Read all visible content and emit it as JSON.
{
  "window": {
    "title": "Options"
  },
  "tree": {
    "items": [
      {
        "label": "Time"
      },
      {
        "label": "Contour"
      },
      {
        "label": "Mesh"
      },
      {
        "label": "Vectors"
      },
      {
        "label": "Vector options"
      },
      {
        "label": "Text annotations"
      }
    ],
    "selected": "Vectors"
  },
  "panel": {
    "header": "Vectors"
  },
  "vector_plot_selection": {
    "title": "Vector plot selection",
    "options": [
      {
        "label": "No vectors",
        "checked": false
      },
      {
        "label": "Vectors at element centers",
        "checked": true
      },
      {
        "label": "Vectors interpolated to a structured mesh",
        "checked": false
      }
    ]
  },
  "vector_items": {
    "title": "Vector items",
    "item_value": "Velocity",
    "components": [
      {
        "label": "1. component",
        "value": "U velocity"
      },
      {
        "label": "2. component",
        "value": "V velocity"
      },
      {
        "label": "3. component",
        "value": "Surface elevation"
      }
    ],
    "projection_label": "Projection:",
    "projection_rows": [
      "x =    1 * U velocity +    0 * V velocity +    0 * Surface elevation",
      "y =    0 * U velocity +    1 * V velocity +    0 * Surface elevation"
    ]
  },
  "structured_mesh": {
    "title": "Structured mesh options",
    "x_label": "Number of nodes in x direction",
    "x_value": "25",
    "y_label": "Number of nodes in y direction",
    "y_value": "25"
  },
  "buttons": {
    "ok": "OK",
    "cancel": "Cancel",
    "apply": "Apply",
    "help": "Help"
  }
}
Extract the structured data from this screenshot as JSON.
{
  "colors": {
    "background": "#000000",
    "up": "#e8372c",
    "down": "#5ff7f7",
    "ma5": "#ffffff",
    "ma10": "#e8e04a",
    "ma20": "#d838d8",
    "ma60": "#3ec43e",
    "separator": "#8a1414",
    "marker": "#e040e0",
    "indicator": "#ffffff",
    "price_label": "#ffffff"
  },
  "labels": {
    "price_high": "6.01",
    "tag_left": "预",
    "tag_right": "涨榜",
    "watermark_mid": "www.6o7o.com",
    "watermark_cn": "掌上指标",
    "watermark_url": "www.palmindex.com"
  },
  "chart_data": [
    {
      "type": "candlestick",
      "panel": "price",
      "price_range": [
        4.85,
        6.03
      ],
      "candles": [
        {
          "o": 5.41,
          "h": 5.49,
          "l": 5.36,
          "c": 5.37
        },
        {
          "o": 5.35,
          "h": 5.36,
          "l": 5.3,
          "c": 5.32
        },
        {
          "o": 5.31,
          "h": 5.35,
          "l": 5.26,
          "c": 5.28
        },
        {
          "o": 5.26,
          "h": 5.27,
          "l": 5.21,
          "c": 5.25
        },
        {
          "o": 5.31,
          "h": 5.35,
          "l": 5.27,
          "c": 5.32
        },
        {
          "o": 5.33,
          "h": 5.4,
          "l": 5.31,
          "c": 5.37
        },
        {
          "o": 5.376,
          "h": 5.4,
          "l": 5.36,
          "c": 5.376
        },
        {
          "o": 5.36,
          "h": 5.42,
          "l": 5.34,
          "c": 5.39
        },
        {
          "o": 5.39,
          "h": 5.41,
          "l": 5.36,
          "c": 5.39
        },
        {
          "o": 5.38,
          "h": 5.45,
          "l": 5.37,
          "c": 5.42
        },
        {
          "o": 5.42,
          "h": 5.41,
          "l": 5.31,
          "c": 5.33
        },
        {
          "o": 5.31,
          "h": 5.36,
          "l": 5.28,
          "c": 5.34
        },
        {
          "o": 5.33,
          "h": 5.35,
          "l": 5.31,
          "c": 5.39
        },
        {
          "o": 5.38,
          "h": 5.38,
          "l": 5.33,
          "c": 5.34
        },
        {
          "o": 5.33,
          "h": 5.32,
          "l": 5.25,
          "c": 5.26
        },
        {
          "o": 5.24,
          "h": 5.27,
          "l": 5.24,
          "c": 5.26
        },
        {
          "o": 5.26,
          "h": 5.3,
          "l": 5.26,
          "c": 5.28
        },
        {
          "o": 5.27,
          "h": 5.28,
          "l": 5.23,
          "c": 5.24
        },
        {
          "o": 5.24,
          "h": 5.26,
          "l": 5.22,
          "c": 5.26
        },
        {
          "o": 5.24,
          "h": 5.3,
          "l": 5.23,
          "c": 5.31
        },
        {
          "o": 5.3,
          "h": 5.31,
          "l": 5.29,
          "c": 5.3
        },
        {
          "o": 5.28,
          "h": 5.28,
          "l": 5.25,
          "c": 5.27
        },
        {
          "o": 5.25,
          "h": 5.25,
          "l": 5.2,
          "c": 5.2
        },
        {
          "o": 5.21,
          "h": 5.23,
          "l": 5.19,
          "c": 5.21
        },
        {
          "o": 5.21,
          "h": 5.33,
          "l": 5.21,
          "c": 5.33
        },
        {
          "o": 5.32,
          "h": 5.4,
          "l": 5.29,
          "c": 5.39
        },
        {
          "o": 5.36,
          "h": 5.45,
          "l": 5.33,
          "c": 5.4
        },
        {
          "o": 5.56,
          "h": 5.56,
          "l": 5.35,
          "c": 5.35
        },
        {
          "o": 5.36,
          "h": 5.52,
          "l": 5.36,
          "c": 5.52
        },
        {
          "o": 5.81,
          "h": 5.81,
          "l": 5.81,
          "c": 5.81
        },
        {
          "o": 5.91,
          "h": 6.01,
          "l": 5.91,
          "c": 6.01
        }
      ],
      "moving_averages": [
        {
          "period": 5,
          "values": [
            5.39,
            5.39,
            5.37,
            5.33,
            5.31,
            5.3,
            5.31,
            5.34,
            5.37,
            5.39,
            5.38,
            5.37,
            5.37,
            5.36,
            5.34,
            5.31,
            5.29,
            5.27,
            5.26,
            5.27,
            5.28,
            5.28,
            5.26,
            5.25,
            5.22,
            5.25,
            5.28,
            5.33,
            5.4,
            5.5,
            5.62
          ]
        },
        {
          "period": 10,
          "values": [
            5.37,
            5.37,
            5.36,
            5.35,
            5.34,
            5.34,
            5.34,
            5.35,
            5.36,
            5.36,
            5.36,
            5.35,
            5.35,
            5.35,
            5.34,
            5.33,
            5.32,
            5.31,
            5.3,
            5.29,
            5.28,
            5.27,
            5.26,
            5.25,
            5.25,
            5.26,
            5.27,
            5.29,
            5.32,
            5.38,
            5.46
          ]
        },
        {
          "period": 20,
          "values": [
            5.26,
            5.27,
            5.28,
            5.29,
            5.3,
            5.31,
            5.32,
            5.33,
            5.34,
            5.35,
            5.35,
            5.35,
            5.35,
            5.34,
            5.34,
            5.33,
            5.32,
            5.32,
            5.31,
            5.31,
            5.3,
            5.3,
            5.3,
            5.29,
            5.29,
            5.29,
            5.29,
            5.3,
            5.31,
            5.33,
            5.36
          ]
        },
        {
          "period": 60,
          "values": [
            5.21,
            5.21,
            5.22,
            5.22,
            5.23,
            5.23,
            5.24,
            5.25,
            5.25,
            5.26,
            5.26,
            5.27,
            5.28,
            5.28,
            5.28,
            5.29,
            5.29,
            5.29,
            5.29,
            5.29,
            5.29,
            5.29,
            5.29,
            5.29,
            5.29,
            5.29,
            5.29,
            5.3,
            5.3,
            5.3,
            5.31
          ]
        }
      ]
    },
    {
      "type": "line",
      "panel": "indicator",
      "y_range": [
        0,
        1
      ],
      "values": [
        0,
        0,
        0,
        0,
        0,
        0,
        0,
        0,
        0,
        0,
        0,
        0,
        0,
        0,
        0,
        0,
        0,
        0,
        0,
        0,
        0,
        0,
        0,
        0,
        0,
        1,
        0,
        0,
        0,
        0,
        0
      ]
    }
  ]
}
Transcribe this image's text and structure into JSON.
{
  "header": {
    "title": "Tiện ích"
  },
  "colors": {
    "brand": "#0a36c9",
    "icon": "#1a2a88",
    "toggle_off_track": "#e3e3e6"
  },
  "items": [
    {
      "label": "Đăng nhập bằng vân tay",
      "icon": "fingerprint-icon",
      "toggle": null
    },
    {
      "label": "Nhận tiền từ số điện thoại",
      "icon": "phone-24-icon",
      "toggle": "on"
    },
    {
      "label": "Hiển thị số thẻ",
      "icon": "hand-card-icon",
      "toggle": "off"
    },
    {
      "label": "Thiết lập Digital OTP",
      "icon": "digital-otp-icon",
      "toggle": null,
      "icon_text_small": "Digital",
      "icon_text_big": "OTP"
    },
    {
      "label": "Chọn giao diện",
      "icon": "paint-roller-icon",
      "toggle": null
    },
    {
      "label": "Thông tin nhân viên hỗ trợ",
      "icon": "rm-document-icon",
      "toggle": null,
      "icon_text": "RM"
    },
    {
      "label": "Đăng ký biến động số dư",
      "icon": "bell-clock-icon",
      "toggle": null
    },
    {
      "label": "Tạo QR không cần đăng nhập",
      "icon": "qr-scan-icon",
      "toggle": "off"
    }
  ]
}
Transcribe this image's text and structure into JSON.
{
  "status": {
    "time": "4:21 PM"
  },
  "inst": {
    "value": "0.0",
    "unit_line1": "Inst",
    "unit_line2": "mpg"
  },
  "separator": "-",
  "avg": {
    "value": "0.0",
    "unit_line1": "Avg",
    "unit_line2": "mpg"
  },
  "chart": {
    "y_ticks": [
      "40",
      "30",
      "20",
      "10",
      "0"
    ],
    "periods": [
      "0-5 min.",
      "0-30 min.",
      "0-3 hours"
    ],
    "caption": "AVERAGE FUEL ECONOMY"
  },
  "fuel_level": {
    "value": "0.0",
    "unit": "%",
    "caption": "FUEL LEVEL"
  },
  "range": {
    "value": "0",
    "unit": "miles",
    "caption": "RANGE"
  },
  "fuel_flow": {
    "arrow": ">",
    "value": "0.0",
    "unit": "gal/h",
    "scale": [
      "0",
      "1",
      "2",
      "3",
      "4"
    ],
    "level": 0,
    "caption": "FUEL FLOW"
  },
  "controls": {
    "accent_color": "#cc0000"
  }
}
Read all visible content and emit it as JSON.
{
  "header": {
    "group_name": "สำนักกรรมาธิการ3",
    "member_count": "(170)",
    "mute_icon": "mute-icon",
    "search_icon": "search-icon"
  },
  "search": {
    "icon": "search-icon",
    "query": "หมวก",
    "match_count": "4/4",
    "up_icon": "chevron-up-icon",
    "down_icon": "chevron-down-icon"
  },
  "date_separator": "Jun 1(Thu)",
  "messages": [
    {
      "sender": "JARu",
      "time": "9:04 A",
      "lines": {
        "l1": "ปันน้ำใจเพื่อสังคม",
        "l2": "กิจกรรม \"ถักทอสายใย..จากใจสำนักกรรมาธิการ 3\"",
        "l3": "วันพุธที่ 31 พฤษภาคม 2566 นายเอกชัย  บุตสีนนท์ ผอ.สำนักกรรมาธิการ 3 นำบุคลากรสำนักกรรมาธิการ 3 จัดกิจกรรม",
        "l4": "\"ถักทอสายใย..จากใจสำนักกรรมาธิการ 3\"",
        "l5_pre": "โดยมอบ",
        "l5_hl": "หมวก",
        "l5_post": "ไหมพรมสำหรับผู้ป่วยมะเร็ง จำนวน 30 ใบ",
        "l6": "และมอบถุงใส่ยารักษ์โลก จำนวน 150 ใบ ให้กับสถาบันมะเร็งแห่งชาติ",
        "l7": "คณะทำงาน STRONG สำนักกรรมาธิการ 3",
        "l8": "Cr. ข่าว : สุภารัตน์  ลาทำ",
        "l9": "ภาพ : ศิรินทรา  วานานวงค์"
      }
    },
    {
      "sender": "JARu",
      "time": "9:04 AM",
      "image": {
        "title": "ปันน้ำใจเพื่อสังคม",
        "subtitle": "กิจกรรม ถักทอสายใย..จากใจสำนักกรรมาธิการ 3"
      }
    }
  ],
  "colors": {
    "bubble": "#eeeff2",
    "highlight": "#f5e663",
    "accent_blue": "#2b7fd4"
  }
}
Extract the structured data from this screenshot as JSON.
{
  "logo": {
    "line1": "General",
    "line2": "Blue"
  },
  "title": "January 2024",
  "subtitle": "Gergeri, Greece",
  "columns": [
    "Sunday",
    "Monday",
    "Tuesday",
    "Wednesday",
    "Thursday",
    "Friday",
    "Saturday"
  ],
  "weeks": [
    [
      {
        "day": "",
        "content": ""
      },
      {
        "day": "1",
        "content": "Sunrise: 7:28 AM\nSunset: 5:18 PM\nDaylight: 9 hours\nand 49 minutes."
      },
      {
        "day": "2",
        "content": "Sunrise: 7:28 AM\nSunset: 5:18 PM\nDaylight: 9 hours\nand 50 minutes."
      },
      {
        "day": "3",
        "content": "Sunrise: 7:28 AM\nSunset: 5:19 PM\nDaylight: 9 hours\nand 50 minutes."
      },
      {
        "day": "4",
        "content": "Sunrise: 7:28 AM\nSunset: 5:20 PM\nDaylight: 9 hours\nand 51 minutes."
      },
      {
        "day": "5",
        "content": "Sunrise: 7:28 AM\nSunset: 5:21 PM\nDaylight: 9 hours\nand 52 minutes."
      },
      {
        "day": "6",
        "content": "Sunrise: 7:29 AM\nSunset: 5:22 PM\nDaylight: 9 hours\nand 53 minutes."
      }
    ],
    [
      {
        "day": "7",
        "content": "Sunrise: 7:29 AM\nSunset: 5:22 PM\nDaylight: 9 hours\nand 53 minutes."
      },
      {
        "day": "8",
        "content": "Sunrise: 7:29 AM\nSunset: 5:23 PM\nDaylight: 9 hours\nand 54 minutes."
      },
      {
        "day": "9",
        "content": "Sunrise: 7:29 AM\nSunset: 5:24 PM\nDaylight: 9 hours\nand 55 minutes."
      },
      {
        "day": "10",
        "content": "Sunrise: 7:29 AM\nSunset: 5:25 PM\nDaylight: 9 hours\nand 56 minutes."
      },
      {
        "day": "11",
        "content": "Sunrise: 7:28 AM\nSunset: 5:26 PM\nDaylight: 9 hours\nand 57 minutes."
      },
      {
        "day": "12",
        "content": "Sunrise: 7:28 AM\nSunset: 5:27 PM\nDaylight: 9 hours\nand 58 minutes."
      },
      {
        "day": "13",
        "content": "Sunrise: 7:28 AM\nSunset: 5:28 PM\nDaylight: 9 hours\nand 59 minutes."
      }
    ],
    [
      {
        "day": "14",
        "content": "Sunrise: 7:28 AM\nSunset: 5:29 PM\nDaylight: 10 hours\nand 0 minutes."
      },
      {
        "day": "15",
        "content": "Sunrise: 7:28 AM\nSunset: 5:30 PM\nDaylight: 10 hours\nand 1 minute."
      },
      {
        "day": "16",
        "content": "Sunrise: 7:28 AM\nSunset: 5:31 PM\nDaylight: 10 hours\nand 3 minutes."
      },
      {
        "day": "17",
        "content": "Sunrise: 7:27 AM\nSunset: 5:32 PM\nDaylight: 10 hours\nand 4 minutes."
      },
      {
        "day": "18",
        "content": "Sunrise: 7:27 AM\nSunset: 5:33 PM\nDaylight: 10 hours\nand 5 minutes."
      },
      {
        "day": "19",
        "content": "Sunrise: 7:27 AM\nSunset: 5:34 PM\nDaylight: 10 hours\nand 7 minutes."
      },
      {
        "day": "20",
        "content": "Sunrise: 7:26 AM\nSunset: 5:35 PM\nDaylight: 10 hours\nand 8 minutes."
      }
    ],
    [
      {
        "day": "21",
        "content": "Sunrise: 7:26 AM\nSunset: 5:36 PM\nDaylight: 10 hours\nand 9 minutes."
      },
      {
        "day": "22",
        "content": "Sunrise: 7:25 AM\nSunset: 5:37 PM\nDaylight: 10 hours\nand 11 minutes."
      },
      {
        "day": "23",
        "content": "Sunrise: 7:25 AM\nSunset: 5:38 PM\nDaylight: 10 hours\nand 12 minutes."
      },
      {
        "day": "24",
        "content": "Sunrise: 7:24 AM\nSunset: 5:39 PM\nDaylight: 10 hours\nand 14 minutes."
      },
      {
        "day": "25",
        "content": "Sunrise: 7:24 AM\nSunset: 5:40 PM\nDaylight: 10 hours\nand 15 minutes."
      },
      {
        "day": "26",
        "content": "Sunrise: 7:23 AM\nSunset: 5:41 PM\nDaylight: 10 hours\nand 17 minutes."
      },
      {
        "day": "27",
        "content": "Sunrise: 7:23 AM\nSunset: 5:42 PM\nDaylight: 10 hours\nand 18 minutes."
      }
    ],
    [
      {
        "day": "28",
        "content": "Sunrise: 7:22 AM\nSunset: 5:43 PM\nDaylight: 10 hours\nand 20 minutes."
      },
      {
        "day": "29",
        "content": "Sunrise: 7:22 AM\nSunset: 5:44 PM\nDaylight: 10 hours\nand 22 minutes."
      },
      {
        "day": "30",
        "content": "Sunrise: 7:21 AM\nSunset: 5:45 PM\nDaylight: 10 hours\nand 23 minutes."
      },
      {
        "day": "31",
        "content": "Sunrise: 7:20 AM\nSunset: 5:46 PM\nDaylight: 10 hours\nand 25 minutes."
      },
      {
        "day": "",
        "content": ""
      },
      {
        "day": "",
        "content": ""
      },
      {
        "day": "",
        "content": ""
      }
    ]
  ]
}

## Exercise brief
Each line that holds the word "subtitle" should be extracted from the records.

## Answer to this problem
        "subtitle": "กิจกรรม ถักทอสายใย..จากใจสำนักกรรมาธิการ 3"
  "subtitle": "Gergeri, Greece",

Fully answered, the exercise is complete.